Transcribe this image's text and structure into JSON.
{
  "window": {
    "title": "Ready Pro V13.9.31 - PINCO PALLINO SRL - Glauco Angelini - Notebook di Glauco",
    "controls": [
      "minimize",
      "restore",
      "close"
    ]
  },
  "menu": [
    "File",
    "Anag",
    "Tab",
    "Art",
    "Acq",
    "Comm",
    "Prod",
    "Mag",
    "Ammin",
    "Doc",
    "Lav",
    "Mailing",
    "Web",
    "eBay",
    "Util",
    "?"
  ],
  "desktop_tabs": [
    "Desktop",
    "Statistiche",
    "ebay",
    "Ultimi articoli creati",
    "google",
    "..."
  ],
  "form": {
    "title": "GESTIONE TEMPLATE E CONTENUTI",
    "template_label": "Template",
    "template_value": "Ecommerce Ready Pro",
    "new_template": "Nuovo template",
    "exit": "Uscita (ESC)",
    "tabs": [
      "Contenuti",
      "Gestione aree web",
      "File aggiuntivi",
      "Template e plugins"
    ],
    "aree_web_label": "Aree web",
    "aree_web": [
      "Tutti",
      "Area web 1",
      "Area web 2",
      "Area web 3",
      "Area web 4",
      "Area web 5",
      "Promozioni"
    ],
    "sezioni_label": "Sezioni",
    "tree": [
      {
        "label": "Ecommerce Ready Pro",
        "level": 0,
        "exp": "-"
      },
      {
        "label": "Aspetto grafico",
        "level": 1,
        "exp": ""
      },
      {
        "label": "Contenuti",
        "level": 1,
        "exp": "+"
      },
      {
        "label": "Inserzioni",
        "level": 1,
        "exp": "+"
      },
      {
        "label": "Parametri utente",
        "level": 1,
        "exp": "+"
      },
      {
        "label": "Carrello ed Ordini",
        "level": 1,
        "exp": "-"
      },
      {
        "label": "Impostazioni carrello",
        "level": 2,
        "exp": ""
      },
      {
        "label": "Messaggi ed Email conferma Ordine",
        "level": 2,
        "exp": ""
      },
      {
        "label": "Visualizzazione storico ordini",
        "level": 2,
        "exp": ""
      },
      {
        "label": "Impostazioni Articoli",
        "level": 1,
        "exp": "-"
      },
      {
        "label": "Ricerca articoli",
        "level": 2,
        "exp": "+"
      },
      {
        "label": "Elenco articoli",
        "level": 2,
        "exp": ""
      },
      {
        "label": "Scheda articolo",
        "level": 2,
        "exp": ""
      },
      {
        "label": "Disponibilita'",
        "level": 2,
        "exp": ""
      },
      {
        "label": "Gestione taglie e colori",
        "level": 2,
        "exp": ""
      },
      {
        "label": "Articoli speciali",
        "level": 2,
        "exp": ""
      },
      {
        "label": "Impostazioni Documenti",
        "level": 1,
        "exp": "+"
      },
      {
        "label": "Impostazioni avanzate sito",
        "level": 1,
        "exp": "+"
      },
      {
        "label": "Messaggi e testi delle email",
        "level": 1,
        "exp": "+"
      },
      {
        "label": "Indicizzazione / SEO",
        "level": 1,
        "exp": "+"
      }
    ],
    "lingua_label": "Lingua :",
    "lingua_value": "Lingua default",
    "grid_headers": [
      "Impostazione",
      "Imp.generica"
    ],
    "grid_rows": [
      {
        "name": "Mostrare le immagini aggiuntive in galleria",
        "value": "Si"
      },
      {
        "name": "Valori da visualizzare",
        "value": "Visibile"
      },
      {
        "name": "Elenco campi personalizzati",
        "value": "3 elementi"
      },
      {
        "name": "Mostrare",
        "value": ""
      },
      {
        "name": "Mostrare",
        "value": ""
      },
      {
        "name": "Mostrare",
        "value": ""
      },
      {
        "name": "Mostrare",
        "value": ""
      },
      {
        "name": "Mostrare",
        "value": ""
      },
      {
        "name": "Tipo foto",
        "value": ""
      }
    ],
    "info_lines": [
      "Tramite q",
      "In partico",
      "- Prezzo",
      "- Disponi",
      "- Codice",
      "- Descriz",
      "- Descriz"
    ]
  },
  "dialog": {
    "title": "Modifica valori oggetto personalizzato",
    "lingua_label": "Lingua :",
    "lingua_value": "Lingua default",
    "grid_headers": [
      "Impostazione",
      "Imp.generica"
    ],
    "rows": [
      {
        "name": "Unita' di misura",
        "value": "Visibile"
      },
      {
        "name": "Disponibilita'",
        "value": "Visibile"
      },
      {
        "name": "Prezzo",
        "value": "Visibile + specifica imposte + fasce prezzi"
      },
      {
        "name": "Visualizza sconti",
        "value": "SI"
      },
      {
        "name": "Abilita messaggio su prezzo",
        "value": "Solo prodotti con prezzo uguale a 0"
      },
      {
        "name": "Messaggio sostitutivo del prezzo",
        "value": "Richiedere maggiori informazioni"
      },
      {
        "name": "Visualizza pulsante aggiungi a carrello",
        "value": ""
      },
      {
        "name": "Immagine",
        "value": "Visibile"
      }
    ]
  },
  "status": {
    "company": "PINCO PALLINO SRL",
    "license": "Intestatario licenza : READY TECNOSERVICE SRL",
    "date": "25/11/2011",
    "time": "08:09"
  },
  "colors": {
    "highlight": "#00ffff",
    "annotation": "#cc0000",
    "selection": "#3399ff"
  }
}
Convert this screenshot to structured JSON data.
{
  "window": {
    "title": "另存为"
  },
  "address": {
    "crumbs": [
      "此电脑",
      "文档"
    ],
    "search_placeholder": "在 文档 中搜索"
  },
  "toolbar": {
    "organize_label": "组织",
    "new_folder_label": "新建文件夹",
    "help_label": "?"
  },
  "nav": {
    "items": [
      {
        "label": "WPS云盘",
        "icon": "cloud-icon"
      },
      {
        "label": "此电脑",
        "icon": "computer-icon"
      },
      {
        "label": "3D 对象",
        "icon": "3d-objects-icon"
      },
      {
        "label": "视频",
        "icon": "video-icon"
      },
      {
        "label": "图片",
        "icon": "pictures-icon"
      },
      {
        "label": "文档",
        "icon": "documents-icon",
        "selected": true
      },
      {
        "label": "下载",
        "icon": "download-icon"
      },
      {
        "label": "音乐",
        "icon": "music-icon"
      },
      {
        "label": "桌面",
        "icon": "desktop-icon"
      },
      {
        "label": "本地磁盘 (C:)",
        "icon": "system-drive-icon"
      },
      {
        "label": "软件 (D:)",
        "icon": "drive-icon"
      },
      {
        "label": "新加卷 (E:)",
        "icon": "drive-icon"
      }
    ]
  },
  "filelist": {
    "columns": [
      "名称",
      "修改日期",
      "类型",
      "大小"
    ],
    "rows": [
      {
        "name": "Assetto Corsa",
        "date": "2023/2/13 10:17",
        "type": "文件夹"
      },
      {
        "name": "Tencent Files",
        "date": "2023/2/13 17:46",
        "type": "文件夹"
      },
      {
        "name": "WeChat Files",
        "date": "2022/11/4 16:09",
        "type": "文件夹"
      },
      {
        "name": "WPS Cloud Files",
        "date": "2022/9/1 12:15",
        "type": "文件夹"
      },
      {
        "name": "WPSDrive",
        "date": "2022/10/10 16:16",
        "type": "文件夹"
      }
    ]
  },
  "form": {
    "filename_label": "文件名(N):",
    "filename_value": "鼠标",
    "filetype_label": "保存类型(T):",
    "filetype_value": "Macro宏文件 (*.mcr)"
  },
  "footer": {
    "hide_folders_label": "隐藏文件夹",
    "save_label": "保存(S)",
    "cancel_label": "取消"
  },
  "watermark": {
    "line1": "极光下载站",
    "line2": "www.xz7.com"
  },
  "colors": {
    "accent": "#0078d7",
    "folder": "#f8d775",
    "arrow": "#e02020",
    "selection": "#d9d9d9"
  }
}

☆ ☆ ☆ ☆ ☆ ☆ ☆

> _TASK DESCRIPTION_
Reproduce all of the material above word for word.

> _ANSWER_
Transcribe this image's text and structure into JSON.
{
  "window": {
    "title": "Ready Pro V13.9.31 - PINCO PALLINO SRL - Glauco Angelini - Notebook di Glauco",
    "controls": [
      "minimize",
      "restore",
      "close"
    ]
  },
  "menu": [
    "File",
    "Anag",
    "Tab",
    "Art",
    "Acq",
    "Comm",
    "Prod",
    "Mag",
    "Ammin",
    "Doc",
    "Lav",
    "Mailing",
    "Web",
    "eBay",
    "Util",
    "?"
  ],
  "desktop_tabs": [
    "Desktop",
    "Statistiche",
    "ebay",
    "Ultimi articoli creati",
    "google",
    "..."
  ],
  "form": {
    "title": "GESTIONE TEMPLATE E CONTENUTI",
    "template_label": "Template",
    "template_value": "Ecommerce Ready Pro",
    "new_template": "Nuovo template",
    "exit": "Uscita (ESC)",
    "tabs": [
      "Contenuti",
      "Gestione aree web",
      "File aggiuntivi",
      "Template e plugins"
    ],
    "aree_web_label": "Aree web",
    "aree_web": [
      "Tutti",
      "Area web 1",
      "Area web 2",
      "Area web 3",
      "Area web 4",
      "Area web 5",
      "Promozioni"
    ],
    "sezioni_label": "Sezioni",
    "tree": [
      {
        "label": "Ecommerce Ready Pro",
        "level": 0,
        "exp": "-"
      },
      {
        "label": "Aspetto grafico",
        "level": 1,
        "exp": ""
      },
      {
        "label": "Contenuti",
        "level": 1,
        "exp": "+"
      },
      {
        "label": "Inserzioni",
        "level": 1,
        "exp": "+"
      },
      {
        "label": "Parametri utente",
        "level": 1,
        "exp": "+"
      },
      {
        "label": "Carrello ed Ordini",
        "level": 1,
        "exp": "-"
      },
      {
        "label": "Impostazioni carrello",
        "level": 2,
        "exp": ""
      },
      {
        "label": "Messaggi ed Email conferma Ordine",
        "level": 2,
        "exp": ""
      },
      {
        "label": "Visualizzazione storico ordini",
        "level": 2,
        "exp": ""
      },
      {
        "label": "Impostazioni Articoli",
        "level": 1,
        "exp": "-"
      },
      {
        "label": "Ricerca articoli",
        "level": 2,
        "exp": "+"
      },
      {
        "label": "Elenco articoli",
        "level": 2,
        "exp": ""
      },
      {
        "label": "Scheda articolo",
        "level": 2,
        "exp": ""
      },
      {
        "label": "Disponibilita'",
        "level": 2,
        "exp": ""
      },
      {
        "label": "Gestione taglie e colori",
        "level": 2,
        "exp": ""
      },
      {
        "label": "Articoli speciali",
        "level": 2,
        "exp": ""
      },
      {
        "label": "Impostazioni Documenti",
        "level": 1,
        "exp": "+"
      },
      {
        "label": "Impostazioni avanzate sito",
        "level": 1,
        "exp": "+"
      },
      {
        "label": "Messaggi e testi delle email",
        "level": 1,
        "exp": "+"
      },
      {
        "label": "Indicizzazione / SEO",
        "level": 1,
        "exp": "+"
      }
    ],
    "lingua_label": "Lingua :",
    "lingua_value": "Lingua default",
    "grid_headers": [
      "Impostazione",
      "Imp.generica"
    ],
    "grid_rows": [
      {
        "name": "Mostrare le immagini aggiuntive in galleria",
        "value": "Si"
      },
      {
        "name": "Valori da visualizzare",
        "value": "Visibile"
      },
      {
        "name": "Elenco campi personalizzati",
        "value": "3 elementi"
      },
      {
        "name": "Mostrare",
        "value": ""
      },
      {
        "name": "Mostrare",
        "value": ""
      },
      {
        "name": "Mostrare",
        "value": ""
      },
      {
        "name": "Mostrare",
        "value": ""
      },
      {
        "name": "Mostrare",
        "value": ""
      },
      {
        "name": "Tipo foto",
        "value": ""
      }
    ],
    "info_lines": [
      "Tramite q",
      "In partico",
      "- Prezzo",
      "- Disponi",
      "- Codice",
      "- Descriz",
      "- Descriz"
    ]
  },
  "dialog": {
    "title": "Modifica valori oggetto personalizzato",
    "lingua_label": "Lingua :",
    "lingua_value": "Lingua default",
    "grid_headers": [
      "Impostazione",
      "Imp.generica"
    ],
    "rows": [
      {
        "name": "Unita' di misura",
        "value": "Visibile"
      },
      {
        "name": "Disponibilita'",
        "value": "Visibile"
      },
      {
        "name": "Prezzo",
        "value": "Visibile + specifica imposte + fasce prezzi"
      },
      {
        "name": "Visualizza sconti",
        "value": "SI"
      },
      {
        "name": "Abilita messaggio su prezzo",
        "value": "Solo prodotti con prezzo uguale a 0"
      },
      {
        "name": "Messaggio sostitutivo del prezzo",
        "value": "Richiedere maggiori informazioni"
      },
      {
        "name": "Visualizza pulsante aggiungi a carrello",
        "value": ""
      },
      {
        "name": "Immagine",
        "value": "Visibile"
      }
    ]
  },
  "status": {
    "company": "PINCO PALLINO SRL",
    "license": "Intestatario licenza : READY TECNOSERVICE SRL",
    "date": "25/11/2011",
    "time": "08:09"
  },
  "colors": {
    "highlight": "#00ffff",
    "annotation": "#cc0000",
    "selection": "#3399ff"
  }
}
Convert this screenshot to structured JSON data.
{
  "window": {
    "title": "另存为"
  },
  "address": {
    "crumbs": [
      "此电脑",
      "文档"
    ],
    "search_placeholder": "在 文档 中搜索"
  },
  "toolbar": {
    "organize_label": "组织",
    "new_folder_label": "新建文件夹",
    "help_label": "?"
  },
  "nav": {
    "items": [
      {
        "label": "WPS云盘",
        "icon": "cloud-icon"
      },
      {
        "label": "此电脑",
        "icon": "computer-icon"
      },
      {
        "label": "3D 对象",
        "icon": "3d-objects-icon"
      },
      {
        "label": "视频",
        "icon": "video-icon"
      },
      {
        "label": "图片",
        "icon": "pictures-icon"
      },
      {
        "label": "文档",
        "icon": "documents-icon",
        "selected": true
      },
      {
        "label": "下载",
        "icon": "download-icon"
      },
      {
        "label": "音乐",
        "icon": "music-icon"
      },
      {
        "label": "桌面",
        "icon": "desktop-icon"
      },
      {
        "label": "本地磁盘 (C:)",
        "icon": "system-drive-icon"
      },
      {
        "label": "软件 (D:)",
        "icon": "drive-icon"
      },
      {
        "label": "新加卷 (E:)",
        "icon": "drive-icon"
      }
    ]
  },
  "filelist": {
    "columns": [
      "名称",
      "修改日期",
      "类型",
      "大小"
    ],
    "rows": [
      {
        "name": "Assetto Corsa",
        "date": "2023/2/13 10:17",
        "type": "文件夹"
      },
      {
        "name": "Tencent Files",
        "date": "2023/2/13 17:46",
        "type": "文件夹"
      },
      {
        "name": "WeChat Files",
        "date": "2022/11/4 16:09",
        "type": "文件夹"
      },
      {
        "name": "WPS Cloud Files",
        "date": "2022/9/1 12:15",
        "type": "文件夹"
      },
      {
        "name": "WPSDrive",
        "date": "2022/10/10 16:16",
        "type": "文件夹"
      }
    ]
  },
  "form": {
    "filename_label": "文件名(N):",
    "filename_value": "鼠标",
    "filetype_label": "保存类型(T):",
    "filetype_value": "Macro宏文件 (*.mcr)"
  },
  "footer": {
    "hide_folders_label": "隐藏文件夹",
    "save_label": "保存(S)",
    "cancel_label": "取消"
  },
  "watermark": {
    "line1": "极光下载站",
    "line2": "www.xz7.com"
  },
  "colors": {
    "accent": "#0078d7",
    "folder": "#f8d775",
    "arrow": "#e02020",
    "selection": "#d9d9d9"
  }
}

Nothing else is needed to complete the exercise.